• _WRITTEN INSTRUCTION_:
Transcribe the records below exactly.

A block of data
--

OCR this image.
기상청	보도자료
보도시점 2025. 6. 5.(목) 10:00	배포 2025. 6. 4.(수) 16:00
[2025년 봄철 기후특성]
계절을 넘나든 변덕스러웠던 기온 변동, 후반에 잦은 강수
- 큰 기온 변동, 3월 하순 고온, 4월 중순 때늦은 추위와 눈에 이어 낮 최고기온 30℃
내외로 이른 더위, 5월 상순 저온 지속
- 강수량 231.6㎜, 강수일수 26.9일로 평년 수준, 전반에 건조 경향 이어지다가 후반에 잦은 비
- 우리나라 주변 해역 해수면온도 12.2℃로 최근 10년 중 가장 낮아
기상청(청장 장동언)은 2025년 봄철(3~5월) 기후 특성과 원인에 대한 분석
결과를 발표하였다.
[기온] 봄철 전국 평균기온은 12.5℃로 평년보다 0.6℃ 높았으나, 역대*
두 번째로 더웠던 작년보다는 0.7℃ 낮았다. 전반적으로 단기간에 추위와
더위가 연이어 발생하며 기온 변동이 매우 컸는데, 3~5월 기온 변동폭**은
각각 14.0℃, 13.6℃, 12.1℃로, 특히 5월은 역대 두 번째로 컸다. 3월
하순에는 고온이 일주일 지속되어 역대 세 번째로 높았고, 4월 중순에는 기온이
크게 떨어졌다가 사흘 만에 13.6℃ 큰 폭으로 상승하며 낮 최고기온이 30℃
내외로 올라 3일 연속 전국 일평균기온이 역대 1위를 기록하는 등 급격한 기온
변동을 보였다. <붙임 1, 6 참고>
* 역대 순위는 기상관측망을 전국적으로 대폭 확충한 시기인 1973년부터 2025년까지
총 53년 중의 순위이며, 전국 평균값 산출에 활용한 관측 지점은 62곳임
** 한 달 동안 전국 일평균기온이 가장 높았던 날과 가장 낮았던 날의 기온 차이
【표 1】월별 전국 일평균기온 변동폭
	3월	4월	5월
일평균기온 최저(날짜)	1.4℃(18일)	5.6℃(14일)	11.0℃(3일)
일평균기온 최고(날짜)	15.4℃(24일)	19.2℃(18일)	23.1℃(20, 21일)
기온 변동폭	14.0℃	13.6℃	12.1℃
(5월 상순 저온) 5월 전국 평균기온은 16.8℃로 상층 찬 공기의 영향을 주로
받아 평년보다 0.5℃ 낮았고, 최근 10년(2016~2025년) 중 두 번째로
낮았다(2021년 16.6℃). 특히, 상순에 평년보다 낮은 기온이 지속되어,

--

• _RESPONSE TO THE EXERCISE_:
OCR this image.
기상청	보도자료
보도시점 2025. 6. 5.(목) 10:00	배포 2025. 6. 4.(수) 16:00
[2025년 봄철 기후특성]
계절을 넘나든 변덕스러웠던 기온 변동, 후반에 잦은 강수
- 큰 기온 변동, 3월 하순 고온, 4월 중순 때늦은 추위와 눈에 이어 낮 최고기온 30℃
내외로 이른 더위, 5월 상순 저온 지속
- 강수량 231.6㎜, 강수일수 26.9일로 평년 수준, 전반에 건조 경향 이어지다가 후반에 잦은 비
- 우리나라 주변 해역 해수면온도 12.2℃로 최근 10년 중 가장 낮아
기상청(청장 장동언)은 2025년 봄철(3~5월) 기후 특성과 원인에 대한 분석
결과를 발표하였다.
[기온] 봄철 전국 평균기온은 12.5℃로 평년보다 0.6℃ 높았으나, 역대*
두 번째로 더웠던 작년보다는 0.7℃ 낮았다. 전반적으로 단기간에 추위와
더위가 연이어 발생하며 기온 변동이 매우 컸는데, 3~5월 기온 변동폭**은
각각 14.0℃, 13.6℃, 12.1℃로, 특히 5월은 역대 두 번째로 컸다. 3월
하순에는 고온이 일주일 지속되어 역대 세 번째로 높았고, 4월 중순에는 기온이
크게 떨어졌다가 사흘 만에 13.6℃ 큰 폭으로 상승하며 낮 최고기온이 30℃
내외로 올라 3일 연속 전국 일평균기온이 역대 1위를 기록하는 등 급격한 기온
변동을 보였다. <붙임 1, 6 참고>
* 역대 순위는 기상관측망을 전국적으로 대폭 확충한 시기인 1973년부터 2025년까지
총 53년 중의 순위이며, 전국 평균값 산출에 활용한 관측 지점은 62곳임
** 한 달 동안 전국 일평균기온이 가장 높았던 날과 가장 낮았던 날의 기온 차이
【표 1】월별 전국 일평균기온 변동폭
	3월	4월	5월
일평균기온 최저(날짜)	1.4℃(18일)	5.6℃(14일)	11.0℃(3일)
일평균기온 최고(날짜)	15.4℃(24일)	19.2℃(18일)	23.1℃(20, 21일)
기온 변동폭	14.0℃	13.6℃	12.1℃
(5월 상순 저온) 5월 전국 평균기온은 16.8℃로 상층 찬 공기의 영향을 주로
받아 평년보다 0.5℃ 낮았고, 최근 10년(2016~2025년) 중 두 번째로
낮았다(2021년 16.6℃). 특히, 상순에 평년보다 낮은 기온이 지속되어,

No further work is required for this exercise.